• JOB:
Send back the entries below exactly as they appear.

━━ EXTRACTED INFORMATION ━━

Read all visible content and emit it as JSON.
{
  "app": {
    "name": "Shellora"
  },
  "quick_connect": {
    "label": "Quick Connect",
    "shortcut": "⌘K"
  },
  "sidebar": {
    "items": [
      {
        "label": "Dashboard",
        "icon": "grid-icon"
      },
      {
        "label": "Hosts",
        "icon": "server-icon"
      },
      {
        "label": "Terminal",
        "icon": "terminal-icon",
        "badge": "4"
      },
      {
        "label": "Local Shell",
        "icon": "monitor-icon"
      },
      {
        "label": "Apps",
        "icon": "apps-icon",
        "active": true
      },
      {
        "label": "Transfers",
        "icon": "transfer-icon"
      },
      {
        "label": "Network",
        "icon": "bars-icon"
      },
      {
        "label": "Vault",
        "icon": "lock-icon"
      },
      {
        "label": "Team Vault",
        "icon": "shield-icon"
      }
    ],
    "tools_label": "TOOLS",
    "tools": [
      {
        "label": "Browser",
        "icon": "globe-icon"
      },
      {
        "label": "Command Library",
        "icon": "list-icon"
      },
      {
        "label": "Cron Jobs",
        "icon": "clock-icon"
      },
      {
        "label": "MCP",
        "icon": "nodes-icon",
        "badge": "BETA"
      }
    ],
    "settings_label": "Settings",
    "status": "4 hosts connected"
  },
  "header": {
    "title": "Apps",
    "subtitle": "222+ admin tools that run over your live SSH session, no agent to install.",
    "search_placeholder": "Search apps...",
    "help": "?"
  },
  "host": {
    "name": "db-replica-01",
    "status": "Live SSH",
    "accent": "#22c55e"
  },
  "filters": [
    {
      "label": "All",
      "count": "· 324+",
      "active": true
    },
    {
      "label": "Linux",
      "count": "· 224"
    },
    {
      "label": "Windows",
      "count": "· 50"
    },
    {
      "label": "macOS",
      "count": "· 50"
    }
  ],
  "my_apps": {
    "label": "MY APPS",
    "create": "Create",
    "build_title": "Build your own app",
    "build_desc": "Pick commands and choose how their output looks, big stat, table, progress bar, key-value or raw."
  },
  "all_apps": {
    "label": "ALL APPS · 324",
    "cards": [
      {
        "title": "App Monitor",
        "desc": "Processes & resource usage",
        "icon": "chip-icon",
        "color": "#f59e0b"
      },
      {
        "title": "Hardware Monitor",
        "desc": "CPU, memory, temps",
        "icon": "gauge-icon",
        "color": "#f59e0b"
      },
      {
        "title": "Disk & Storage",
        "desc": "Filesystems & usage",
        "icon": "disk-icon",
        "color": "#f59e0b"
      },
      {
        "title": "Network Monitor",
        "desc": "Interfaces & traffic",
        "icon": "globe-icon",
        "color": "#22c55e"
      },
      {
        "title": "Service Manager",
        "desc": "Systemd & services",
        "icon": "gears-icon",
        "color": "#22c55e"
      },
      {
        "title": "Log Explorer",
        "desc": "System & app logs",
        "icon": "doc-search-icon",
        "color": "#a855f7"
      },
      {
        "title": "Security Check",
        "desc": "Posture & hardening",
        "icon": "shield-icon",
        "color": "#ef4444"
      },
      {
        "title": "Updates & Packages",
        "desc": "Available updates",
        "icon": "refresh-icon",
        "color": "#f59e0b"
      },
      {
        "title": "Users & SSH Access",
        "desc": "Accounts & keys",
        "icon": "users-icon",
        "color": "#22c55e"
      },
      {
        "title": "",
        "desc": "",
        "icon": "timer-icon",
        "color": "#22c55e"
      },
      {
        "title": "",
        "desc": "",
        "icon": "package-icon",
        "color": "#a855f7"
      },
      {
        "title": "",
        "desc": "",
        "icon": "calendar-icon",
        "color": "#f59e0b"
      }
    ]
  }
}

━━━

• EXERCISE RESULT:
Read all visible content and emit it as JSON.
{
  "app": {
    "name": "Shellora"
  },
  "quick_connect": {
    "label": "Quick Connect",
    "shortcut": "⌘K"
  },
  "sidebar": {
    "items": [
      {
        "label": "Dashboard",
        "icon": "grid-icon"
      },
      {
        "label": "Hosts",
        "icon": "server-icon"
      },
      {
        "label": "Terminal",
        "icon": "terminal-icon",
        "badge": "4"
      },
      {
        "label": "Local Shell",
        "icon": "monitor-icon"
      },
      {
        "label": "Apps",
        "icon": "apps-icon",
        "active": true
      },
      {
        "label": "Transfers",
        "icon": "transfer-icon"
      },
      {
        "label": "Network",
        "icon": "bars-icon"
      },
      {
        "label": "Vault",
        "icon": "lock-icon"
      },
      {
        "label": "Team Vault",
        "icon": "shield-icon"
      }
    ],
    "tools_label": "TOOLS",
    "tools": [
      {
        "label": "Browser",
        "icon": "globe-icon"
      },
      {
        "label": "Command Library",
        "icon": "list-icon"
      },
      {
        "label": "Cron Jobs",
        "icon": "clock-icon"
      },
      {
        "label": "MCP",
        "icon": "nodes-icon",
        "badge": "BETA"
      }
    ],
    "settings_label": "Settings",
    "status": "4 hosts connected"
  },
  "header": {
    "title": "Apps",
    "subtitle": "222+ admin tools that run over your live SSH session, no agent to install.",
    "search_placeholder": "Search apps...",
    "help": "?"
  },
  "host": {
    "name": "db-replica-01",
    "status": "Live SSH",
    "accent": "#22c55e"
  },
  "filters": [
    {
      "label": "All",
      "count": "· 324+",
      "active": true
    },
    {
      "label": "Linux",
      "count": "· 224"
    },
    {
      "label": "Windows",
      "count": "· 50"
    },
    {
      "label": "macOS",
      "count": "· 50"
    }
  ],
  "my_apps": {
    "label": "MY APPS",
    "create": "Create",
    "build_title": "Build your own app",
    "build_desc": "Pick commands and choose how their output looks, big stat, table, progress bar, key-value or raw."
  },
  "all_apps": {
    "label": "ALL APPS · 324",
    "cards": [
      {
        "title": "App Monitor",
        "desc": "Processes & resource usage",
        "icon": "chip-icon",
        "color": "#f59e0b"
      },
      {
        "title": "Hardware Monitor",
        "desc": "CPU, memory, temps",
        "icon": "gauge-icon",
        "color": "#f59e0b"
      },
      {
        "title": "Disk & Storage",
        "desc": "Filesystems & usage",
        "icon": "disk-icon",
        "color": "#f59e0b"
      },
      {
        "title": "Network Monitor",
        "desc": "Interfaces & traffic",
        "icon": "globe-icon",
        "color": "#22c55e"
      },
      {
        "title": "Service Manager",
        "desc": "Systemd & services",
        "icon": "gears-icon",
        "color": "#22c55e"
      },
      {
        "title": "Log Explorer",
        "desc": "System & app logs",
        "icon": "doc-search-icon",
        "color": "#a855f7"
      },
      {
        "title": "Security Check",
        "desc": "Posture & hardening",
        "icon": "shield-icon",
        "color": "#ef4444"
      },
      {
        "title": "Updates & Packages",
        "desc": "Available updates",
        "icon": "refresh-icon",
        "color": "#f59e0b"
      },
      {
        "title": "Users & SSH Access",
        "desc": "Accounts & keys",
        "icon": "users-icon",
        "color": "#22c55e"
      },
      {
        "title": "",
        "desc": "",
        "icon": "timer-icon",
        "color": "#22c55e"
      },
      {
        "title": "",
        "desc": "",
        "icon": "package-icon",
        "color": "#a855f7"
      },
      {
        "title": "",
        "desc": "",
        "icon": "calendar-icon",
        "color": "#f59e0b"
      }
    ]
  }
}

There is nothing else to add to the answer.